Work instructions: Will you output all of the data below exactly, omitting the images?

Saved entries
===============

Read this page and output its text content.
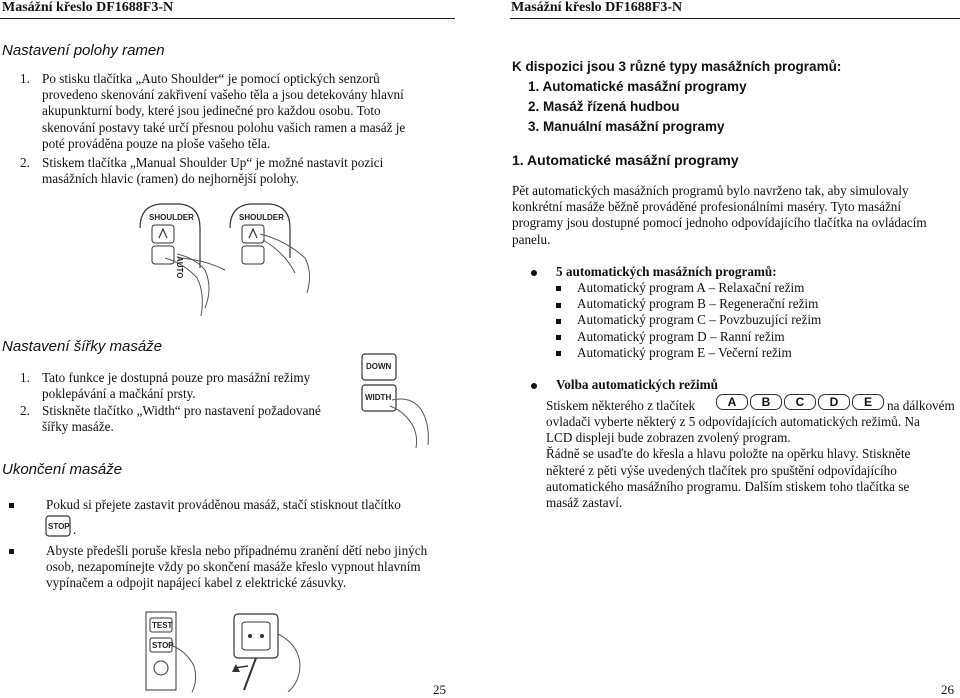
Masážní křeslo DF1688F3-N
Nastavení polohy ramen
1. Po stisku tlačítka „Auto Shoulder“ je pomocí optických senzorů
provedeno skenování zakřivení vašeho těla a jsou detekovány hlavní
akupunkturní body, které jsou jedinečné pro každou osobu. Toto
skenování postavy také určí přesnou polohu vašich ramen a masáž je
poté prováděna pouze na ploše vašeho těla.
2. Stiskem tlačítka „Manual Shoulder Up“ je možné nastavit pozici
masážních hlavic (ramen) do nejhornější polohy.
SHOULDER
AUTO
SHOULDER
Nastavení šířky masáže
1. Tato funkce je dostupná pouze pro masážní režimy
poklepávání a mačkání prsty.
2. Stiskněte tlačítko „Width“ pro nastavení požadované
šířky masáže.
DOWN
WIDTH
Ukončení masáže
Pokud si přejete zastavit prováděnou masáž, stačí stisknout tlačítko
STOP .
Abyste předešli poruše křesla nebo případnému zranění dětí nebo jiných
osob, nezapomínejte vždy po skončení masáže křeslo vypnout hlavním
vypínačem a odpojit napájecí kabel z elektrické zásuvky.
TEST
STOP
25
Masážní křeslo DF1688F3-N
K dispozici jsou 3 různé typy masážních programů:
1. Automatické masážní programy
2. Masáž řízená hudbou
3. Manuální masážní programy
1. Automatické masážní programy
Pět automatických masážních programů bylo navrženo tak, aby simulovaly
konkrétní masáže běžně prováděné profesionálními maséry. Tyto masážní
programy jsou dostupné pomocí jednoho odpovídajícího tlačítka na ovládacím
panelu.
5 automatických masážních programů:
Automatický program A – Relaxační režim
Automatický program B – Regenerační režim
Automatický program C – Povzbuzující režim
Automatický program D – Ranní režim
Automatický program E – Večerní režim
Volba automatických režimů
Stiskem některého z tlačítek	A	B	C	D	E	na dálkovém
ovladači vyberte některý z 5 odpovídajících automatických režimů. Na
LCD displeji bude zobrazen zvolený program.
Řádně se usaďte do křesla a hlavu položte na opěrku hlavy. Stiskněte
některé z pěti výše uvedených tlačítek pro spuštění odpovídajícího
automatického masážního programu. Dalším stiskem toho tlačítka se
masáž zastaví.
26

===============

Result of this exercise:
Read this page and output its text content.
Masážní křeslo DF1688F3-N
Nastavení polohy ramen
1. Po stisku tlačítka „Auto Shoulder“ je pomocí optických senzorů
provedeno skenování zakřivení vašeho těla a jsou detekovány hlavní
akupunkturní body, které jsou jedinečné pro každou osobu. Toto
skenování postavy také určí přesnou polohu vašich ramen a masáž je
poté prováděna pouze na ploše vašeho těla.
2. Stiskem tlačítka „Manual Shoulder Up“ je možné nastavit pozici
masážních hlavic (ramen) do nejhornější polohy.
SHOULDER
AUTO
SHOULDER
Nastavení šířky masáže
1. Tato funkce je dostupná pouze pro masážní režimy
poklepávání a mačkání prsty.
2. Stiskněte tlačítko „Width“ pro nastavení požadované
šířky masáže.
DOWN
WIDTH
Ukončení masáže
Pokud si přejete zastavit prováděnou masáž, stačí stisknout tlačítko
STOP .
Abyste předešli poruše křesla nebo případnému zranění dětí nebo jiných
osob, nezapomínejte vždy po skončení masáže křeslo vypnout hlavním
vypínačem a odpojit napájecí kabel z elektrické zásuvky.
TEST
STOP
25
Masážní křeslo DF1688F3-N
K dispozici jsou 3 různé typy masážních programů:
1. Automatické masážní programy
2. Masáž řízená hudbou
3. Manuální masážní programy
1. Automatické masážní programy
Pět automatických masážních programů bylo navrženo tak, aby simulovaly
konkrétní masáže běžně prováděné profesionálními maséry. Tyto masážní
programy jsou dostupné pomocí jednoho odpovídajícího tlačítka na ovládacím
panelu.
5 automatických masážních programů:
Automatický program A – Relaxační režim
Automatický program B – Regenerační režim
Automatický program C – Povzbuzující režim
Automatický program D – Ranní režim
Automatický program E – Večerní režim
Volba automatických režimů
Stiskem některého z tlačítek	A	B	C	D	E	na dálkovém
ovladači vyberte některý z 5 odpovídajících automatických režimů. Na
LCD displeji bude zobrazen zvolený program.
Řádně se usaďte do křesla a hlavu položte na opěrku hlavy. Stiskněte
některé z pěti výše uvedených tlačítek pro spuštění odpovídajícího
automatického masážního programu. Dalším stiskem toho tlačítka se
masáž zastaví.
26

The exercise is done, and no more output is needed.